# Exercise goal
Write out the listing below again, precisely as it is given.

# Material supplied
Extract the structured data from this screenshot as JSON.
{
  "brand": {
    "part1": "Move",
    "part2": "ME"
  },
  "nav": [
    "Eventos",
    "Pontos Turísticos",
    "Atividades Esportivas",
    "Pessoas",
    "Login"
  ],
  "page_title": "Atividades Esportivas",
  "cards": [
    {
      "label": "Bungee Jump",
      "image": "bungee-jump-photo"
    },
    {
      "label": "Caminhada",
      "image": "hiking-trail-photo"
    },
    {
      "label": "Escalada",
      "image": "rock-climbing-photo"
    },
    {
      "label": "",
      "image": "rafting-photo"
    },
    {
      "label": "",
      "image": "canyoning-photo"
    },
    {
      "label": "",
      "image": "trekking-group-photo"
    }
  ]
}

# Finished answer
Extract the structured data from this screenshot as JSON.
{
  "brand": {
    "part1": "Move",
    "part2": "ME"
  },
  "nav": [
    "Eventos",
    "Pontos Turísticos",
    "Atividades Esportivas",
    "Pessoas",
    "Login"
  ],
  "page_title": "Atividades Esportivas",
  "cards": [
    {
      "label": "Bungee Jump",
      "image": "bungee-jump-photo"
    },
    {
      "label": "Caminhada",
      "image": "hiking-trail-photo"
    },
    {
      "label": "Escalada",
      "image": "rock-climbing-photo"
    },
    {
      "label": "",
      "image": "rafting-photo"
    },
    {
      "label": "",
      "image": "canyoning-photo"
    },
    {
      "label": "",
      "image": "trekking-group-photo"
    }
  ]
}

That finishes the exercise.